*Material for this task*:
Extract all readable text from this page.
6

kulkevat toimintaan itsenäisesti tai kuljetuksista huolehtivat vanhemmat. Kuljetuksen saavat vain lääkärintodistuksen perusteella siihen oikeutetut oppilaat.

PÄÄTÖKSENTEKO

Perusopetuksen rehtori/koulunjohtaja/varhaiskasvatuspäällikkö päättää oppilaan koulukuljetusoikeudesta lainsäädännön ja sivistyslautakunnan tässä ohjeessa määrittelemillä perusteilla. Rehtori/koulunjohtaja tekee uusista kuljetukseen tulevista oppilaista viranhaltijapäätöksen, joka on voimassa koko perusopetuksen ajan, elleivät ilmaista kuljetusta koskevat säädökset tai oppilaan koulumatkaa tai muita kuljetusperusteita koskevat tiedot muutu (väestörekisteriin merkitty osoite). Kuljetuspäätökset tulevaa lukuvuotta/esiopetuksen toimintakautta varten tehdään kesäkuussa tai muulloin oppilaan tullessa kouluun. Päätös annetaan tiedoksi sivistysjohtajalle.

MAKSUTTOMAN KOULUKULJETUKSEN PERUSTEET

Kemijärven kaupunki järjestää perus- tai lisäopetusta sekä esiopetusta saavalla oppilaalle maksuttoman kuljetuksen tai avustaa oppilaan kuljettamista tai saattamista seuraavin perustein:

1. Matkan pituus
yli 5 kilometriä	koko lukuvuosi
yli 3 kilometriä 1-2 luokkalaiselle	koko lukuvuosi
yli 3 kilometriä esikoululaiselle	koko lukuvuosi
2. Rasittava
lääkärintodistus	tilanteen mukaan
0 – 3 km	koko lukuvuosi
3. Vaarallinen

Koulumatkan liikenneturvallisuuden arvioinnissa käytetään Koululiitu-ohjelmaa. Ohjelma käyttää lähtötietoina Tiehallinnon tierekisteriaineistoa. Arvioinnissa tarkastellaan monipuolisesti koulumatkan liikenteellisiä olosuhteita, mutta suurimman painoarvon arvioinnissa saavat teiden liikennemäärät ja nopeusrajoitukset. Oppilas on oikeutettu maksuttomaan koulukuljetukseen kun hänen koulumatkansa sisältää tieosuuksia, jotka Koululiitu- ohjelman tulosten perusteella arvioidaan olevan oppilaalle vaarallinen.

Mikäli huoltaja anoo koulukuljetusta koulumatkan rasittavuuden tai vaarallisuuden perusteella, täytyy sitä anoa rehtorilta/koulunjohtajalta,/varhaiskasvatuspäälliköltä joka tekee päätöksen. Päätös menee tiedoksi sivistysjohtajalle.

*What to do*:
Lines that include the word "joka" are to be extracted from the data above.

*Task output*:
Perusopetuksen rehtori/koulunjohtaja/varhaiskasvatuspäällikkö päättää oppilaan koulukuljetusoikeudesta lainsäädännön ja sivistyslautakunnan tässä ohjeessa määrittelemillä perusteilla. Rehtori/koulunjohtaja tekee uusista kuljetukseen tulevista oppilaista viranhaltijapäätöksen, joka on voimassa koko perusopetuksen ajan, elleivät ilmaista kuljetusta koskevat säädökset tai oppilaan koulumatkaa tai muita kuljetusperusteita koskevat tiedot muutu (väestörekisteriin merkitty osoite). Kuljetuspäätökset tulevaa lukuvuotta/esiopetuksen toimintakautta varten tehdään kesäkuussa tai muulloin oppilaan tullessa kouluun. Päätös annetaan tiedoksi sivistysjohtajalle.
Mikäli huoltaja anoo koulukuljetusta koulumatkan rasittavuuden tai vaarallisuuden perusteella, täytyy sitä anoa rehtorilta/koulunjohtajalta,/varhaiskasvatuspäälliköltä joka tekee päätöksen. Päätös menee tiedoksi sivistysjohtajalle.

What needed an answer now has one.